### Task to carry out
Reproduce the listing below in its entirety. Change nothing.

### Extracted entries
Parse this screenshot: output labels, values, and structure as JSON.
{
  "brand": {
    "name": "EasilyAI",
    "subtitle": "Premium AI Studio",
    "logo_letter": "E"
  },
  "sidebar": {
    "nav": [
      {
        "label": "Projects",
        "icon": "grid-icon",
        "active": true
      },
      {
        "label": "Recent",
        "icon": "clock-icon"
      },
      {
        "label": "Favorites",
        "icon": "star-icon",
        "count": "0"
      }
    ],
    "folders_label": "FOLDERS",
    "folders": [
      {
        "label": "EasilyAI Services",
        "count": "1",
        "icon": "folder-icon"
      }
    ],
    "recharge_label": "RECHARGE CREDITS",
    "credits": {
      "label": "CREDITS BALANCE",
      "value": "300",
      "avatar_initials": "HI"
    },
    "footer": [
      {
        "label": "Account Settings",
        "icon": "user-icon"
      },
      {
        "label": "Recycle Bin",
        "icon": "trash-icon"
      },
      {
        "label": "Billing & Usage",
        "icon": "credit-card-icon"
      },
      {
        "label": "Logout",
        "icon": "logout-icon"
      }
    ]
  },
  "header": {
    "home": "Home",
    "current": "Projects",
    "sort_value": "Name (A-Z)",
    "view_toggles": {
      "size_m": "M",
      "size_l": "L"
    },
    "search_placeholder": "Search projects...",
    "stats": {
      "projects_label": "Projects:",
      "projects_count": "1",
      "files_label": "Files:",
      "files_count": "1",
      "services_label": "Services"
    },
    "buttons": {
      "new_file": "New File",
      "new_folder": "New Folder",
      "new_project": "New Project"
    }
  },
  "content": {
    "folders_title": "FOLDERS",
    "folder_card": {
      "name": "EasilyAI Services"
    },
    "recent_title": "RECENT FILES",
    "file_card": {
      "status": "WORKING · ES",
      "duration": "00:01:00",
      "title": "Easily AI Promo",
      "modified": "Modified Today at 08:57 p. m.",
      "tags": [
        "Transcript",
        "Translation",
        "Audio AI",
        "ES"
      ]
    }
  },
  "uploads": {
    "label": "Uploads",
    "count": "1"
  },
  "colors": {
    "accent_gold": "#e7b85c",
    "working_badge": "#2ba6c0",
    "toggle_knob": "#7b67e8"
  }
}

### Correct response
Parse this screenshot: output labels, values, and structure as JSON.
{
  "brand": {
    "name": "EasilyAI",
    "subtitle": "Premium AI Studio",
    "logo_letter": "E"
  },
  "sidebar": {
    "nav": [
      {
        "label": "Projects",
        "icon": "grid-icon",
        "active": true
      },
      {
        "label": "Recent",
        "icon": "clock-icon"
      },
      {
        "label": "Favorites",
        "icon": "star-icon",
        "count": "0"
      }
    ],
    "folders_label": "FOLDERS",
    "folders": [
      {
        "label": "EasilyAI Services",
        "count": "1",
        "icon": "folder-icon"
      }
    ],
    "recharge_label": "RECHARGE CREDITS",
    "credits": {
      "label": "CREDITS BALANCE",
      "value": "300",
      "avatar_initials": "HI"
    },
    "footer": [
      {
        "label": "Account Settings",
        "icon": "user-icon"
      },
      {
        "label": "Recycle Bin",
        "icon": "trash-icon"
      },
      {
        "label": "Billing & Usage",
        "icon": "credit-card-icon"
      },
      {
        "label": "Logout",
        "icon": "logout-icon"
      }
    ]
  },
  "header": {
    "home": "Home",
    "current": "Projects",
    "sort_value": "Name (A-Z)",
    "view_toggles": {
      "size_m": "M",
      "size_l": "L"
    },
    "search_placeholder": "Search projects...",
    "stats": {
      "projects_label": "Projects:",
      "projects_count": "1",
      "files_label": "Files:",
      "files_count": "1",
      "services_label": "Services"
    },
    "buttons": {
      "new_file": "New File",
      "new_folder": "New Folder",
      "new_project": "New Project"
    }
  },
  "content": {
    "folders_title": "FOLDERS",
    "folder_card": {
      "name": "EasilyAI Services"
    },
    "recent_title": "RECENT FILES",
    "file_card": {
      "status": "WORKING · ES",
      "duration": "00:01:00",
      "title": "Easily AI Promo",
      "modified": "Modified Today at 08:57 p. m.",
      "tags": [
        "Transcript",
        "Translation",
        "Audio AI",
        "ES"
      ]
    }
  },
  "uploads": {
    "label": "Uploads",
    "count": "1"
  },
  "colors": {
    "accent_gold": "#e7b85c",
    "working_badge": "#2ba6c0",
    "toggle_knob": "#7b67e8"
  }
}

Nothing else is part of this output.